====== MATERIAL FOR THE TASK
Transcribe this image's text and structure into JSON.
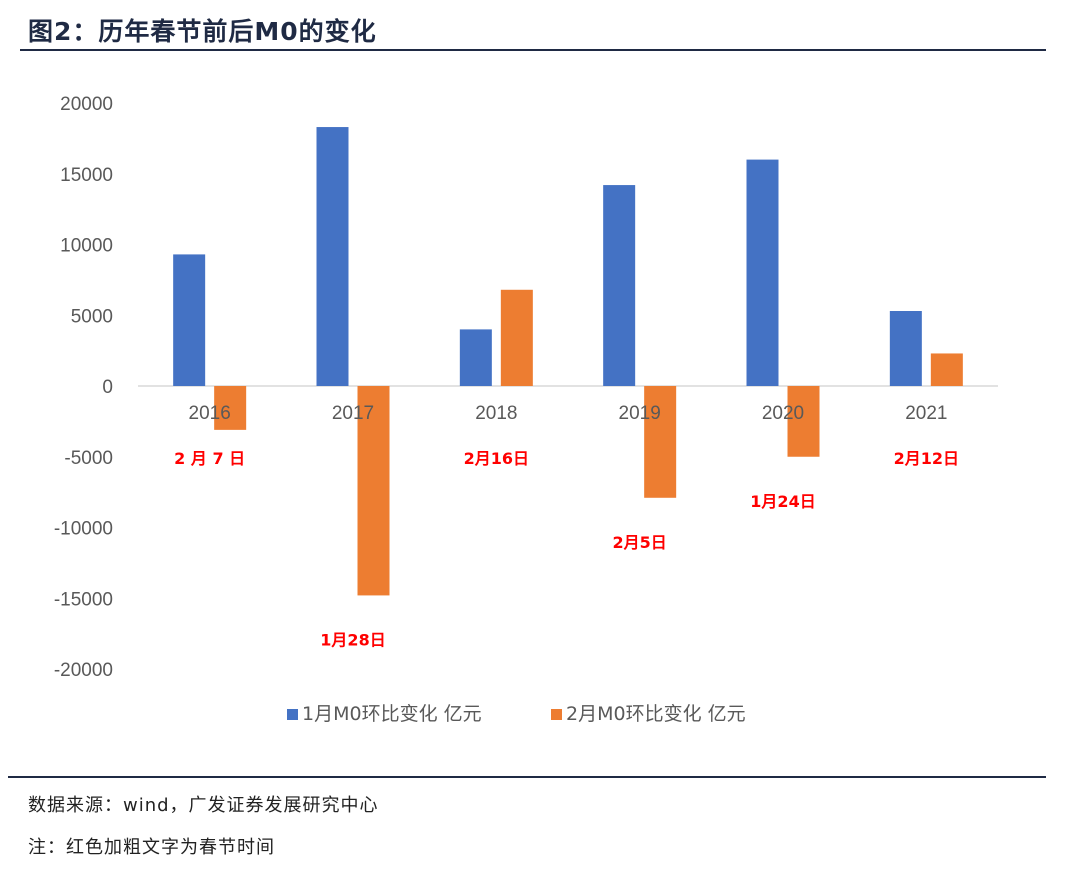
{
  "header": {
    "title": "图2：历年春节前后M0的变化"
  },
  "chart_data": {
    "type": "bar",
    "title": "",
    "xlabel": "",
    "ylabel": "",
    "ylim": [
      -20000,
      20000
    ],
    "yticks": [
      "20000",
      "15000",
      "10000",
      "5000",
      "0",
      "-5000",
      "-10000",
      "-15000",
      "-20000"
    ],
    "categories": [
      "2016",
      "2017",
      "2018",
      "2019",
      "2020",
      "2021"
    ],
    "series": [
      {
        "name": "1月M0环比变化 亿元",
        "color": "#4472C4",
        "values": [
          9300,
          18300,
          4000,
          14200,
          16000,
          5300
        ]
      },
      {
        "name": "2月M0环比变化 亿元",
        "color": "#ED7D31",
        "values": [
          -3100,
          -14800,
          6800,
          -7900,
          -5000,
          2300
        ]
      }
    ],
    "annotations": [
      "2 月 7 日",
      "1月28日",
      "2月16日",
      "2月5日",
      "1月24日",
      "2月12日"
    ],
    "annotation_color": "#FF0000",
    "legend": "bottom"
  },
  "footer": {
    "source": "数据来源：wind，广发证券发展研究中心",
    "note": "注：红色加粗文字为春节时间"
  }
}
============
PROBLEM STATEMENT:
Ignore the images and quote every line of the listing exactly.

SOLUTION:
Transcribe this image's text and structure into JSON.
{
  "header": {
    "title": "图2：历年春节前后M0的变化"
  },
  "chart_data": {
    "type": "bar",
    "title": "",
    "xlabel": "",
    "ylabel": "",
    "ylim": [
      -20000,
      20000
    ],
    "yticks": [
      "20000",
      "15000",
      "10000",
      "5000",
      "0",
      "-5000",
      "-10000",
      "-15000",
      "-20000"
    ],
    "categories": [
      "2016",
      "2017",
      "2018",
      "2019",
      "2020",
      "2021"
    ],
    "series": [
      {
        "name": "1月M0环比变化 亿元",
        "color": "#4472C4",
        "values": [
          9300,
          18300,
          4000,
          14200,
          16000,
          5300
        ]
      },
      {
        "name": "2月M0环比变化 亿元",
        "color": "#ED7D31",
        "values": [
          -3100,
          -14800,
          6800,
          -7900,
          -5000,
          2300
        ]
      }
    ],
    "annotations": [
      "2 月 7 日",
      "1月28日",
      "2月16日",
      "2月5日",
      "1月24日",
      "2月12日"
    ],
    "annotation_color": "#FF0000",
    "legend": "bottom"
  },
  "footer": {
    "source": "数据来源：wind，广发证券发展研究中心",
    "note": "注：红色加粗文字为春节时间"
  }
}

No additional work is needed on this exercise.